_SHORT PROBLEM_
What is the number of lines holding the word "networks"? Write that number and nothing else.

(Data listing)
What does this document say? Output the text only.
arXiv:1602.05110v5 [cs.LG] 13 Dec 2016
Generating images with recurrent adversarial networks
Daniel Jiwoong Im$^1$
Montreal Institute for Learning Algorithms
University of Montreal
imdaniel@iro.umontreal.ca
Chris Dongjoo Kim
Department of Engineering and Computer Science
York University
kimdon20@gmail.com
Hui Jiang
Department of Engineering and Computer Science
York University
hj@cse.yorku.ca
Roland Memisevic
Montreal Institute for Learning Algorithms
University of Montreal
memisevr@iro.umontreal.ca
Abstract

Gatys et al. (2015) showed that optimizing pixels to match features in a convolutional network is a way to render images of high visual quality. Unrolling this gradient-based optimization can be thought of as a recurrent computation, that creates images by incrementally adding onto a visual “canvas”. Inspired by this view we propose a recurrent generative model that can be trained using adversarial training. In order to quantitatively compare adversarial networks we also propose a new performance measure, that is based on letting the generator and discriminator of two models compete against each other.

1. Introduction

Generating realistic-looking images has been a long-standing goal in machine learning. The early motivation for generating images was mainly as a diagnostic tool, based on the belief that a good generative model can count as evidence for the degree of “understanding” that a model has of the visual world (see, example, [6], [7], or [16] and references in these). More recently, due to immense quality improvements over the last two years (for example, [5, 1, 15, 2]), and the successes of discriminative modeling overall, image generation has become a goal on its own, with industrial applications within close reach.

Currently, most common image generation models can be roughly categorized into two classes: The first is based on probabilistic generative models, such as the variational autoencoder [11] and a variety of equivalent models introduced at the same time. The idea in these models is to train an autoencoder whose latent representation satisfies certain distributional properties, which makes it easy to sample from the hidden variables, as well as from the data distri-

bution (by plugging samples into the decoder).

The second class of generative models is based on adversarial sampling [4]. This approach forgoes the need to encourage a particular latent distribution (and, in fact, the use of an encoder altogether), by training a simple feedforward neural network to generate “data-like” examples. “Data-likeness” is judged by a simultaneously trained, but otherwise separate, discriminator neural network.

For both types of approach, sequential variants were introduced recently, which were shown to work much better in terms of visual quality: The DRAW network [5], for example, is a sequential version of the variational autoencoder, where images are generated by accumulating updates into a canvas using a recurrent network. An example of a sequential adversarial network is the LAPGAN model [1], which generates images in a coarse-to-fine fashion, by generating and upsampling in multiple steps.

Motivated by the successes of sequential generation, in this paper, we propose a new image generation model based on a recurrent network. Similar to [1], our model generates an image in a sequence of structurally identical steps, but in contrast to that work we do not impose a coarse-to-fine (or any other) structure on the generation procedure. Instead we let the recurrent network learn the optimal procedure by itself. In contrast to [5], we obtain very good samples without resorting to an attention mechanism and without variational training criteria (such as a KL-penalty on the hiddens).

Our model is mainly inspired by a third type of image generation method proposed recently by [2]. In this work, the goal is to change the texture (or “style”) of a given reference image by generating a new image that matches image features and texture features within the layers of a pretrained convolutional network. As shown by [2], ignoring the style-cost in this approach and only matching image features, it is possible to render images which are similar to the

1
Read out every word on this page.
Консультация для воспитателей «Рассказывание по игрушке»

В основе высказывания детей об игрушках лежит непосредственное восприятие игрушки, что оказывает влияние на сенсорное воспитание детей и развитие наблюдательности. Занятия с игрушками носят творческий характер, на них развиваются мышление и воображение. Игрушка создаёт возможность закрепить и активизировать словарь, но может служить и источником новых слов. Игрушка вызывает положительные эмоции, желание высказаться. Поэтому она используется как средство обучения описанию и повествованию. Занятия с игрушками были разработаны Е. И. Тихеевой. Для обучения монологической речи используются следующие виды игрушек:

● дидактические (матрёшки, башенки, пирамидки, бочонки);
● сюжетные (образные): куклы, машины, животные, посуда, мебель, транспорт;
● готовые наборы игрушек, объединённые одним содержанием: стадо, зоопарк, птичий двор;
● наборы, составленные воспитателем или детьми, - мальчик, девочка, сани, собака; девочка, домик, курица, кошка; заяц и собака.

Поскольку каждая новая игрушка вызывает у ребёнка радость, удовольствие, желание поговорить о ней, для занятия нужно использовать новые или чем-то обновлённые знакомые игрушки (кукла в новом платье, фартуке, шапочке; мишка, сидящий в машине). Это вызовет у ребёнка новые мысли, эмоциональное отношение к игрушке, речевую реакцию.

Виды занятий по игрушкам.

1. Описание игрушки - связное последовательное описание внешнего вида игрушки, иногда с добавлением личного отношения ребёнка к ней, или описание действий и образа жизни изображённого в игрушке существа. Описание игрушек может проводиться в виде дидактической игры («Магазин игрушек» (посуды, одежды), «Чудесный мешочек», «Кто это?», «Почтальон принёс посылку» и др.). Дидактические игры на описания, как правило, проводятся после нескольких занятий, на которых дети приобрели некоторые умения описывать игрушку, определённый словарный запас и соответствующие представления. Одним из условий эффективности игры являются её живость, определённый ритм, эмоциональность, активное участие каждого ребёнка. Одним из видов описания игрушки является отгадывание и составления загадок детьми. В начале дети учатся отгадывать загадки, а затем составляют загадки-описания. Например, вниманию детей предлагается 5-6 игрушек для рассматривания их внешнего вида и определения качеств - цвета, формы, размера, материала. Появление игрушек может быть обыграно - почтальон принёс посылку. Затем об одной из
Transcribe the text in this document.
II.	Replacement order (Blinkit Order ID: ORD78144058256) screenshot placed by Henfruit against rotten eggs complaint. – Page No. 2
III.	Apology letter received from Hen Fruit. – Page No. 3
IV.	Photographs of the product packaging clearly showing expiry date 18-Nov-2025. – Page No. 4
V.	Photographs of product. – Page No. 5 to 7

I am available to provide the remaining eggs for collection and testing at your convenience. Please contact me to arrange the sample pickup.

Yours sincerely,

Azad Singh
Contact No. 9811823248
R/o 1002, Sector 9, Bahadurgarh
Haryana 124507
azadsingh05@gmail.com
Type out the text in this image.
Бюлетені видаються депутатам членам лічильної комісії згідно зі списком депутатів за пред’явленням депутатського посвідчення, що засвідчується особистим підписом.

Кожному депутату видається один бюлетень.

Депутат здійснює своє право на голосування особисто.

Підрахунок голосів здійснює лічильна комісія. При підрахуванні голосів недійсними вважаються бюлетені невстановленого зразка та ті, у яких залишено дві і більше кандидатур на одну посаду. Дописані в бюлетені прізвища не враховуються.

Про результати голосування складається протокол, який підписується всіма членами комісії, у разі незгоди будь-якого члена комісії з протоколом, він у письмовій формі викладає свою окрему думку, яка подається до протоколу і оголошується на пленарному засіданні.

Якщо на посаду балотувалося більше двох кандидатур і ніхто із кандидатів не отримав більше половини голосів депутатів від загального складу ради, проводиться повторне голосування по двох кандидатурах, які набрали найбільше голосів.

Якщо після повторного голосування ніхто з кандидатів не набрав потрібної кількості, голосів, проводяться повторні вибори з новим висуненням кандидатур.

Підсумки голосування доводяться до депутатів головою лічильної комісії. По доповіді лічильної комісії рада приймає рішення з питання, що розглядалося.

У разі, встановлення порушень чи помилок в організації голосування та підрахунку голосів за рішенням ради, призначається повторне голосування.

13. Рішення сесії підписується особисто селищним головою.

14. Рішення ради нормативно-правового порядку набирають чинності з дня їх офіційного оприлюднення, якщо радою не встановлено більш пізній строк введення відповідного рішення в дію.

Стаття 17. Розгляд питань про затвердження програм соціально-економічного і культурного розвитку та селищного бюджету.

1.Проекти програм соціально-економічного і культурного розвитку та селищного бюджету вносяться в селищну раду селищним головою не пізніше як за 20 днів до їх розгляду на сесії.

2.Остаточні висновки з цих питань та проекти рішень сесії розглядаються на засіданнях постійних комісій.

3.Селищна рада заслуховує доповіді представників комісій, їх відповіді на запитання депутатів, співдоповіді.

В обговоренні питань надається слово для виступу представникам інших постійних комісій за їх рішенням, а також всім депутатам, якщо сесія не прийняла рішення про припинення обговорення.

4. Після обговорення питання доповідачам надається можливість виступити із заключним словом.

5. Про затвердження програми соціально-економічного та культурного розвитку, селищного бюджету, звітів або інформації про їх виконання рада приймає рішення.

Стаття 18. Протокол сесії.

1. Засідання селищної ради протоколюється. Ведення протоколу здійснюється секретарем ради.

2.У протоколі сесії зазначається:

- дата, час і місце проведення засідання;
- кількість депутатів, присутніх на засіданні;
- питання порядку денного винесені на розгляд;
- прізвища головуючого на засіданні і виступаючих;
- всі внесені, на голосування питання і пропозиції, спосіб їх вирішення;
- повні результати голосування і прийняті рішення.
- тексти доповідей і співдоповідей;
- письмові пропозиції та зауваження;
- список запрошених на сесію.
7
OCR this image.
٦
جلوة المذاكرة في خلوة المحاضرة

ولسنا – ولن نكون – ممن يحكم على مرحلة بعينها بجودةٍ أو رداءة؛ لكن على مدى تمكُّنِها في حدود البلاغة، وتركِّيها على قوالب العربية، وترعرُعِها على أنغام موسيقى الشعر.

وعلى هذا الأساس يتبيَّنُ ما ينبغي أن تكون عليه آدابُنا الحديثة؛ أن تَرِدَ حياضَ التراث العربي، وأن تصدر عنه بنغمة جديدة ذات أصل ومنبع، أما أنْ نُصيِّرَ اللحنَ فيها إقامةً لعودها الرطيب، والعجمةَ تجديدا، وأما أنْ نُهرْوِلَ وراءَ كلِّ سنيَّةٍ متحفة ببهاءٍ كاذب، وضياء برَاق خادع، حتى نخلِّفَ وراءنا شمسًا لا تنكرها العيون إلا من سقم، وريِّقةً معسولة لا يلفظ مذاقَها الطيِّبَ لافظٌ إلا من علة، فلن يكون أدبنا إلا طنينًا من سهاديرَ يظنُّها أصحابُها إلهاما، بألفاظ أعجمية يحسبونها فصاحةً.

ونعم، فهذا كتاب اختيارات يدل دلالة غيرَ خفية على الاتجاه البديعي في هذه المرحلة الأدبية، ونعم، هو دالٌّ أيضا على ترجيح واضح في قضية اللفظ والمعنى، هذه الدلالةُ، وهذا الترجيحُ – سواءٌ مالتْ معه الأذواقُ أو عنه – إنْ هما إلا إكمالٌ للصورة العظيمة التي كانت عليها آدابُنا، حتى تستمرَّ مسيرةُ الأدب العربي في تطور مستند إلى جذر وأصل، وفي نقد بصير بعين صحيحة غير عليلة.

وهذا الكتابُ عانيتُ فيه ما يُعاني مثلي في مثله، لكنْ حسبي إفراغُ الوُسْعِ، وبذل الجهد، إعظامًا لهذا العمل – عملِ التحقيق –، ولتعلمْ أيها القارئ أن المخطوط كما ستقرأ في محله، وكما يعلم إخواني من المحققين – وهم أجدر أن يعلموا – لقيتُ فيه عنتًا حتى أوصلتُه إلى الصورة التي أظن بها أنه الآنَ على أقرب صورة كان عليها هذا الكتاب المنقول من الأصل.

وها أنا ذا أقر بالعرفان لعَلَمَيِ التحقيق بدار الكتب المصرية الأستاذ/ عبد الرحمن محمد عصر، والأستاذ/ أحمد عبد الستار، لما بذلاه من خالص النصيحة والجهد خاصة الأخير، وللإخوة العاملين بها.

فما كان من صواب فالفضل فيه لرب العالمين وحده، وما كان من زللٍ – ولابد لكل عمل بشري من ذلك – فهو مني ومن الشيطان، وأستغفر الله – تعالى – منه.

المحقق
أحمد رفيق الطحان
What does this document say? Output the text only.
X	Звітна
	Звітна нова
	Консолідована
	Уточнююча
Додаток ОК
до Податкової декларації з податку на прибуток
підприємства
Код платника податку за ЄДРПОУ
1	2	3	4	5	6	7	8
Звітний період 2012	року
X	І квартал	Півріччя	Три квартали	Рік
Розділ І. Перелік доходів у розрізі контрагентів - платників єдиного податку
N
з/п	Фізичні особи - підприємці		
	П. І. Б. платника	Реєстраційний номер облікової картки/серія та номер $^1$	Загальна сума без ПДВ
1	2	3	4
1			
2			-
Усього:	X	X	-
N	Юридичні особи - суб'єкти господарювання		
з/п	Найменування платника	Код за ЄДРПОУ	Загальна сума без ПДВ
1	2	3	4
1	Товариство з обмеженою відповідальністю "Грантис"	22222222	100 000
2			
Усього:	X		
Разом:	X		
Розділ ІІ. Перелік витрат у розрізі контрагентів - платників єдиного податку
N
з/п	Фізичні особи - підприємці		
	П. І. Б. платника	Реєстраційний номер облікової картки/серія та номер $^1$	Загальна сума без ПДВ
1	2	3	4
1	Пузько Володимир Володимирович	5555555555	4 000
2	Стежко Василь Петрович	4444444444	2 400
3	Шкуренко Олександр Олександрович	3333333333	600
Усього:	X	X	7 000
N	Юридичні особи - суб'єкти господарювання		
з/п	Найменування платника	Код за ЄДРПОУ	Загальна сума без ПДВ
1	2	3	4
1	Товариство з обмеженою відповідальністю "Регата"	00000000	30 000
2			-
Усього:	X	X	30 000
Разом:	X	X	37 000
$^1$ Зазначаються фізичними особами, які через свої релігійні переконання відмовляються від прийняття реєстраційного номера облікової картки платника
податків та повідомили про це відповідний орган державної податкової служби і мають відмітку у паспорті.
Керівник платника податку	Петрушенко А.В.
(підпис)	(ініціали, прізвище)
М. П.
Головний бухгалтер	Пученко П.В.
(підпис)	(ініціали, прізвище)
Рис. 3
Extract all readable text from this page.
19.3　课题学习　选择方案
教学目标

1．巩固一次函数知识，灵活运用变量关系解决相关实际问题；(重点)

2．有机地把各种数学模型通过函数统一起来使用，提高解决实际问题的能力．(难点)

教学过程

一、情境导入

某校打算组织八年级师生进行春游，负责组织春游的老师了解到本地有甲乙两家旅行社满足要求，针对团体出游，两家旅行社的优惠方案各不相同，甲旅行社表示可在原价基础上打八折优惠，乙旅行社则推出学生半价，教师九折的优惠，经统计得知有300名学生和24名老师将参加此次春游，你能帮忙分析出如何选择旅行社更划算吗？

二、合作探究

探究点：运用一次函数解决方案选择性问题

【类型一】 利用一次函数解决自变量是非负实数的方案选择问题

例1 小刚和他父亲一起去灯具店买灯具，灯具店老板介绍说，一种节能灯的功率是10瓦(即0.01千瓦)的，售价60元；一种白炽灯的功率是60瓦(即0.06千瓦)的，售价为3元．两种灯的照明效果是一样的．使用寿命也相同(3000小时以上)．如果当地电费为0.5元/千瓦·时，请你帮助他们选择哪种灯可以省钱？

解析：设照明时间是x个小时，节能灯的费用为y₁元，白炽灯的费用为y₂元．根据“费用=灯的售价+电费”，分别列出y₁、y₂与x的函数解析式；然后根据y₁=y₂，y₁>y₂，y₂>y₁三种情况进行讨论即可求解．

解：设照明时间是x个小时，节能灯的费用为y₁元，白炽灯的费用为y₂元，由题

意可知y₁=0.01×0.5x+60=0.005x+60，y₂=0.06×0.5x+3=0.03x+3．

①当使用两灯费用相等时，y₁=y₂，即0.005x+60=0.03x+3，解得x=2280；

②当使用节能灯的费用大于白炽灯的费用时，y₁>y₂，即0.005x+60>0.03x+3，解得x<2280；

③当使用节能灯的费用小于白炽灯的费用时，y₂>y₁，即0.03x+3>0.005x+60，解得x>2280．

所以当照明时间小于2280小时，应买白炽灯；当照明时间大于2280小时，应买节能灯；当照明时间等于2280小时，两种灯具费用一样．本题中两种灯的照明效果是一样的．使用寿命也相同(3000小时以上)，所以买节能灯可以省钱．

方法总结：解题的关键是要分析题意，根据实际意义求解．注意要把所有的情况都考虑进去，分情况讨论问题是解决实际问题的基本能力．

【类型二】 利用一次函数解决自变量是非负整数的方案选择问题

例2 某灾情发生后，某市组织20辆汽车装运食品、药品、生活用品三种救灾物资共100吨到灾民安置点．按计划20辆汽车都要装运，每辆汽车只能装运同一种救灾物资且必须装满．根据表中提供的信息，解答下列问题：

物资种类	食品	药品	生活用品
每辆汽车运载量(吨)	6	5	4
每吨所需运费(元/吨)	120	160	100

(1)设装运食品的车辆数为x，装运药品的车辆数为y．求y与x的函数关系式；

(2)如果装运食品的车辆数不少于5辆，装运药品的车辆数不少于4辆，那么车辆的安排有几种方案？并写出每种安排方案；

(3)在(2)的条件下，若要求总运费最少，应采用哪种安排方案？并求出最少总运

_OUTPUT FOR THIS TASK_
2